Extracts from a graphics dataset:
***
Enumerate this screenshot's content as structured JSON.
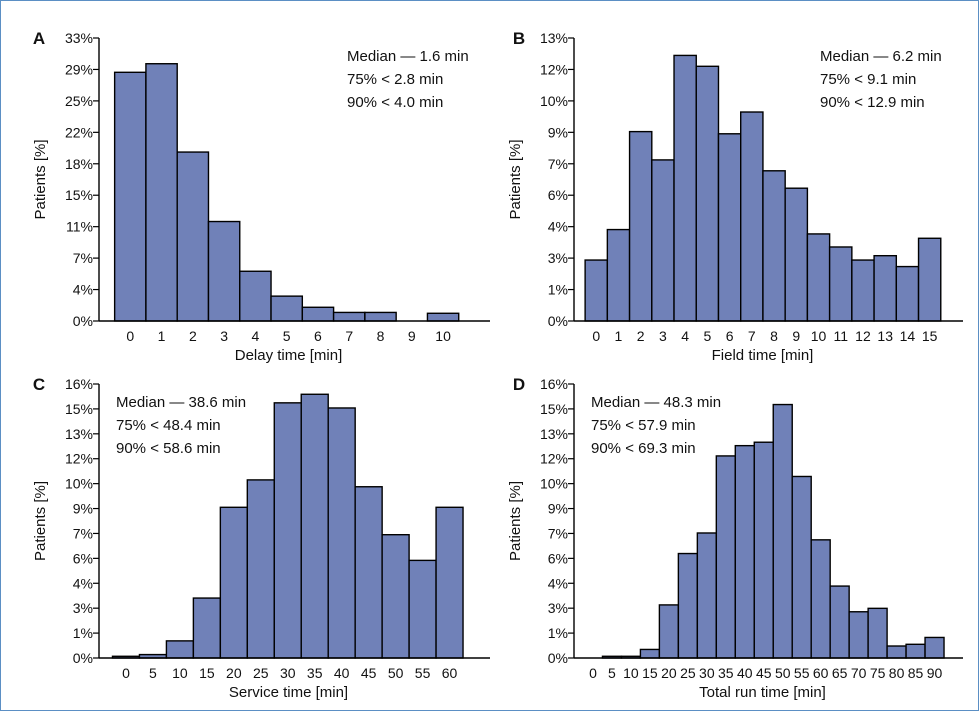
{
  "colors": {
    "bar": "#7081b8",
    "bar_edge": "#000000",
    "frame": "#5b8fc4"
  },
  "chart_data": [
    {
      "type": "bar",
      "panel": "A",
      "xlabel": "Delay time [min]",
      "ylabel": "Patients [%]",
      "ytick_labels": [
        "0%",
        "4%",
        "7%",
        "11%",
        "15%",
        "18%",
        "22%",
        "25%",
        "29%",
        "33%"
      ],
      "ylim": [
        0,
        33
      ],
      "xtick_labels": [
        "0",
        "1",
        "2",
        "3",
        "4",
        "5",
        "6",
        "7",
        "8",
        "9",
        "10"
      ],
      "bin_start": 0,
      "bin_width": 1,
      "axis_max": 11.5,
      "values": [
        29.0,
        30.0,
        19.7,
        11.6,
        5.8,
        2.9,
        1.6,
        1.0,
        1.0,
        0,
        0.9
      ],
      "stats": [
        "Median — 1.6 min",
        "75% < 2.8 min",
        "90% < 4.0 min"
      ],
      "stats_position": "top-right"
    },
    {
      "type": "bar",
      "panel": "B",
      "xlabel": "Field time [min]",
      "ylabel": "Patients [%]",
      "ytick_labels": [
        "0%",
        "1%",
        "3%",
        "4%",
        "6%",
        "7%",
        "9%",
        "10%",
        "12%",
        "13%"
      ],
      "ylim": [
        0,
        13
      ],
      "xtick_labels": [
        "0",
        "1",
        "2",
        "3",
        "4",
        "5",
        "6",
        "7",
        "8",
        "9",
        "10",
        "11",
        "12",
        "13",
        "14",
        "15"
      ],
      "bin_start": 0,
      "bin_width": 1,
      "axis_max": 16.5,
      "values": [
        2.8,
        4.2,
        8.7,
        7.4,
        12.2,
        11.7,
        8.6,
        9.6,
        6.9,
        6.1,
        4.0,
        3.4,
        2.8,
        3.0,
        2.5,
        3.8
      ],
      "stats": [
        "Median — 6.2 min",
        "75% < 9.1 min",
        "90% < 12.9 min"
      ],
      "stats_position": "top-right"
    },
    {
      "type": "bar",
      "panel": "C",
      "xlabel": "Service time [min]",
      "ylabel": "Patients [%]",
      "ytick_labels": [
        "0%",
        "1%",
        "3%",
        "4%",
        "6%",
        "7%",
        "9%",
        "10%",
        "12%",
        "13%",
        "15%",
        "16%"
      ],
      "ylim": [
        0,
        16
      ],
      "xtick_labels": [
        "0",
        "5",
        "10",
        "15",
        "20",
        "25",
        "30",
        "35",
        "40",
        "45",
        "50",
        "55",
        "60"
      ],
      "bin_start": 0,
      "bin_width": 5,
      "axis_max": 67.5,
      "values": [
        0.1,
        0.2,
        1.0,
        3.5,
        8.8,
        10.4,
        14.9,
        15.4,
        14.6,
        10.0,
        7.2,
        5.7,
        8.8
      ],
      "stats": [
        "Median — 38.6 min",
        "75% < 48.4 min",
        "90% < 58.6 min"
      ],
      "stats_position": "top-left"
    },
    {
      "type": "bar",
      "panel": "D",
      "xlabel": "Total run time [min]",
      "ylabel": "Patients [%]",
      "ytick_labels": [
        "0%",
        "1%",
        "3%",
        "4%",
        "6%",
        "7%",
        "9%",
        "10%",
        "12%",
        "13%",
        "15%",
        "16%"
      ],
      "ylim": [
        0,
        16
      ],
      "xtick_labels": [
        "0",
        "5",
        "10",
        "15",
        "20",
        "25",
        "30",
        "35",
        "40",
        "45",
        "50",
        "55",
        "60",
        "65",
        "70",
        "75",
        "80",
        "85",
        "90"
      ],
      "bin_start": 5,
      "bin_width": 5,
      "axis_max": 97.5,
      "values": [
        0.1,
        0.1,
        0.5,
        3.1,
        6.1,
        7.3,
        11.8,
        12.4,
        12.6,
        14.8,
        10.6,
        6.9,
        4.2,
        2.7,
        2.9,
        0.7,
        0.8,
        1.2
      ],
      "stats": [
        "Median — 48.3 min",
        "75% < 57.9 min",
        "90% < 69.3 min"
      ],
      "stats_position": "top-left"
    }
  ]
}
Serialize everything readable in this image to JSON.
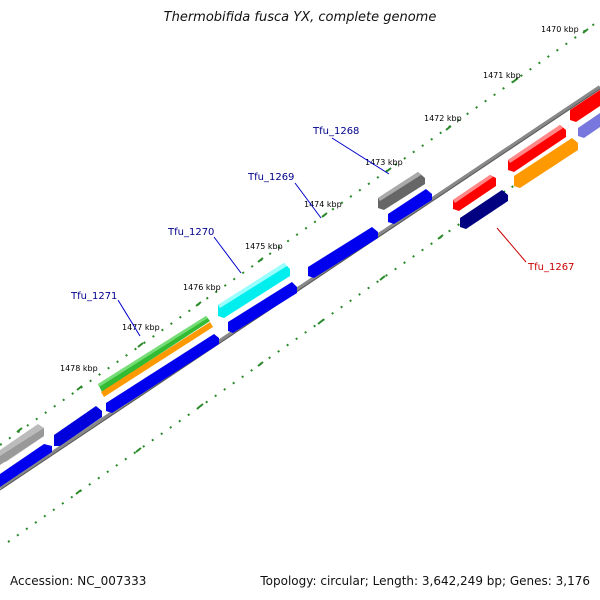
{
  "title": "Thermobifida fusca YX, complete genome",
  "footer": {
    "accession": "Accession: NC_007333",
    "summary": "Topology: circular; Length: 3,642,249 bp; Genes: 3,176"
  },
  "ticks": [
    {
      "label": "1470 kbp"
    },
    {
      "label": "1471 kbp"
    },
    {
      "label": "1472 kbp"
    },
    {
      "label": "1473 kbp"
    },
    {
      "label": "1474 kbp"
    },
    {
      "label": "1475 kbp"
    },
    {
      "label": "1476 kbp"
    },
    {
      "label": "1477 kbp"
    },
    {
      "label": "1478 kbp"
    }
  ],
  "gene_labels": [
    {
      "label": "Tfu_1267",
      "color": "#cc0000"
    },
    {
      "label": "Tfu_1268",
      "color": "#00008b"
    },
    {
      "label": "Tfu_1269",
      "color": "#00008b"
    },
    {
      "label": "Tfu_1270",
      "color": "#00008b"
    },
    {
      "label": "Tfu_1271",
      "color": "#00008b"
    }
  ],
  "colors": {
    "cds_forward": "#0000ee",
    "cds_reverse": "#000080",
    "rrna": "#ff0000",
    "orange_feature": "#ff9900",
    "green_feature": "#33bb33",
    "cyan_feature": "#00eeee",
    "gray_feature": "#777777",
    "backbone": "#888888",
    "tick_green": "#2a8a2a"
  }
}
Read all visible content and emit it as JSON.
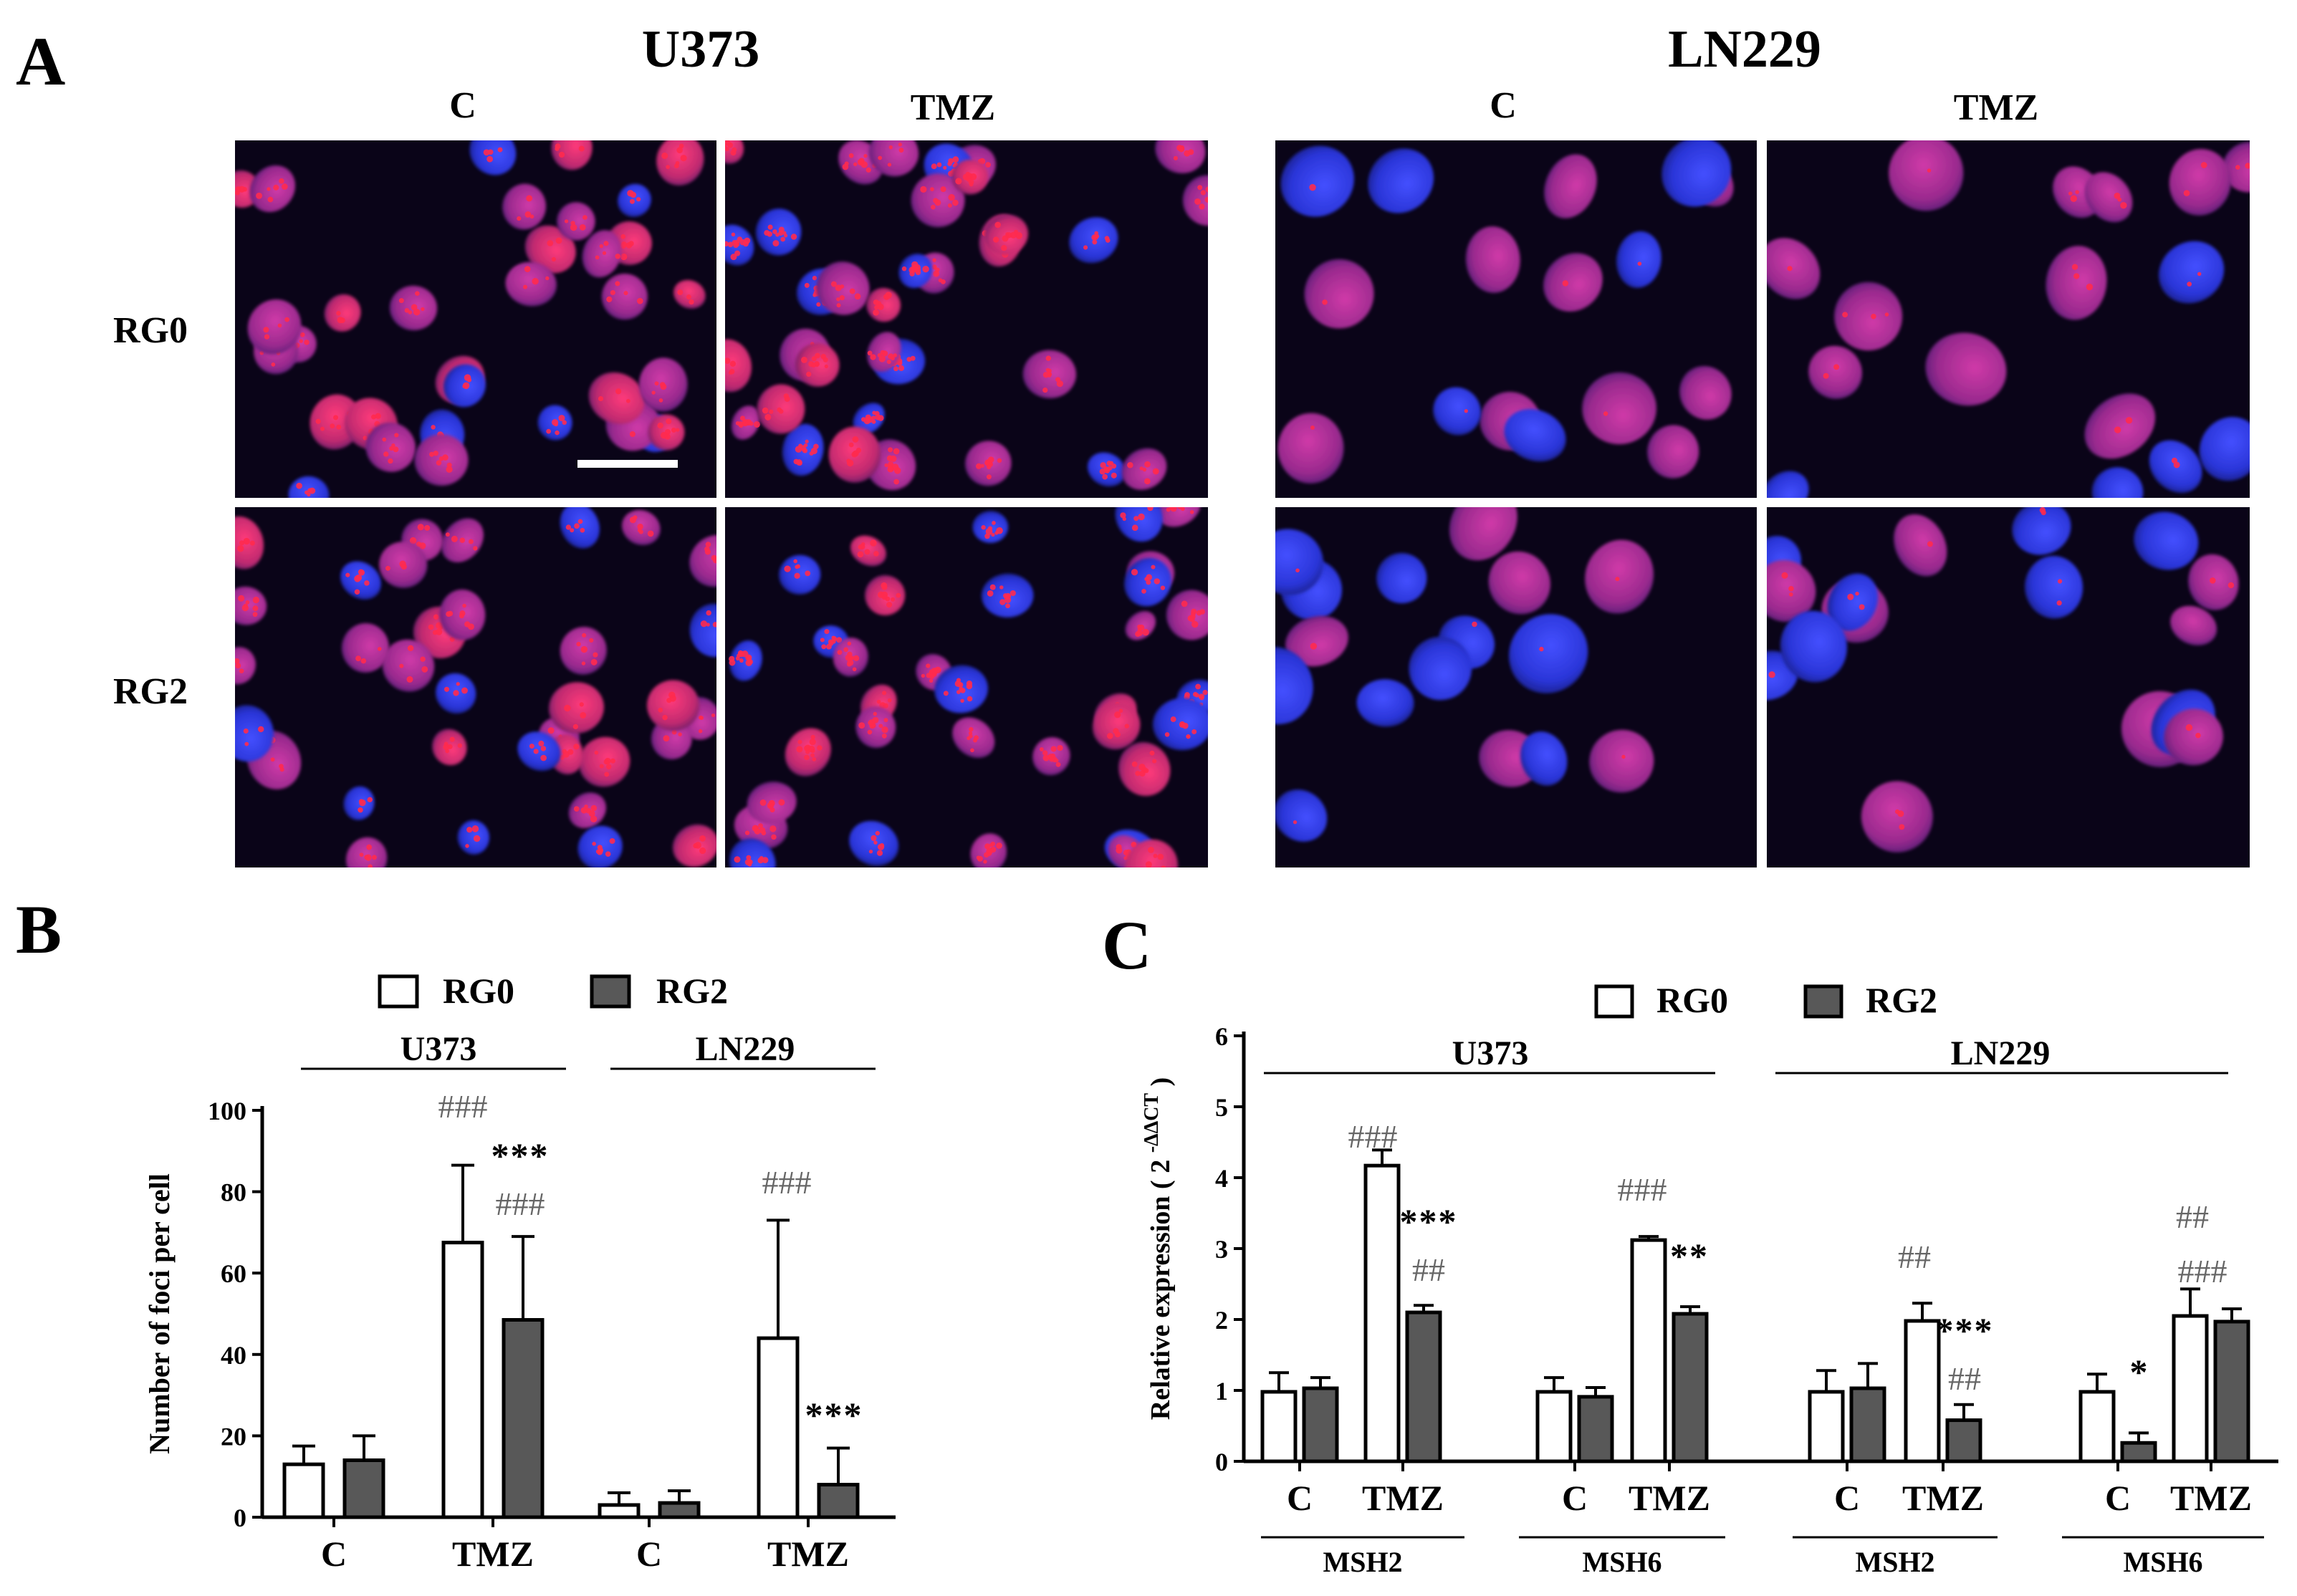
{
  "figure": {
    "panel_a": {
      "letter": "A",
      "cell_lines": [
        {
          "name": "U373",
          "columns": [
            "C",
            "TMZ"
          ]
        },
        {
          "name": "LN229",
          "columns": [
            "C",
            "TMZ"
          ]
        }
      ],
      "rows": [
        "RG0",
        "RG2"
      ]
    },
    "panel_b": {
      "letter": "B",
      "legend": [
        "RG0",
        "RG2"
      ],
      "groups": [
        "U373",
        "LN229"
      ]
    },
    "panel_c": {
      "letter": "C",
      "legend": [
        "RG0",
        "RG2"
      ],
      "groups": [
        "U373",
        "LN229"
      ]
    }
  },
  "colors": {
    "rg0_fill": "#ffffff",
    "rg2_fill": "#585858",
    "bar_stroke": "#000000",
    "nucleus_blue": "#2a35d8",
    "nucleus_magenta": "#b02a8e",
    "foci_red": "#ff2a4e",
    "micrograph_bg": "#0a0418",
    "hash_gray": "#666666"
  },
  "chart_data": [
    {
      "type": "bar",
      "panel": "B",
      "title": "",
      "ylabel": "Number of foci per cell",
      "ylim": [
        0,
        100
      ],
      "yticks": [
        0,
        20,
        40,
        60,
        80,
        100
      ],
      "grid": false,
      "legend_position": "top",
      "groups": [
        "U373",
        "LN229"
      ],
      "categories": [
        "C",
        "TMZ",
        "C",
        "TMZ"
      ],
      "series": [
        {
          "name": "RG0",
          "values": [
            13,
            67.5,
            3,
            44
          ],
          "errors": [
            4.5,
            19,
            3,
            29
          ]
        },
        {
          "name": "RG2",
          "values": [
            14,
            48.5,
            3.5,
            8
          ],
          "errors": [
            6,
            20.5,
            3,
            9
          ]
        }
      ],
      "annotations": [
        "###",
        "***",
        "###",
        "###",
        "***"
      ]
    },
    {
      "type": "bar",
      "panel": "C",
      "title": "",
      "ylabel": "Relative expression ( 2",
      "ylabel_superscript": "-ΔΔCT",
      "ylabel_close": ")",
      "ylim": [
        0,
        6
      ],
      "yticks": [
        0,
        1,
        2,
        3,
        4,
        5,
        6
      ],
      "grid": false,
      "legend_position": "top",
      "groups": [
        "U373",
        "LN229"
      ],
      "genes": [
        "MSH2",
        "MSH6",
        "MSH2",
        "MSH6"
      ],
      "categories": [
        "C",
        "TMZ",
        "C",
        "TMZ",
        "C",
        "TMZ",
        "C",
        "TMZ"
      ],
      "series": [
        {
          "name": "RG0",
          "values": [
            0.98,
            4.17,
            0.98,
            3.12,
            0.98,
            1.98,
            0.98,
            2.05
          ],
          "errors": [
            0.27,
            0.22,
            0.2,
            0.05,
            0.3,
            0.25,
            0.25,
            0.38
          ]
        },
        {
          "name": "RG2",
          "values": [
            1.03,
            2.1,
            0.91,
            2.08,
            1.03,
            0.58,
            0.26,
            1.97
          ],
          "errors": [
            0.15,
            0.1,
            0.13,
            0.1,
            0.35,
            0.22,
            0.14,
            0.18
          ]
        }
      ],
      "annotations": [
        "###",
        "***",
        "##",
        "###",
        "**",
        "##",
        "***",
        "##",
        "*",
        "##",
        "###"
      ]
    }
  ]
}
***
Exercise directions: A single figure is required: how many lines above contain the word "content".

Exercise solution: 2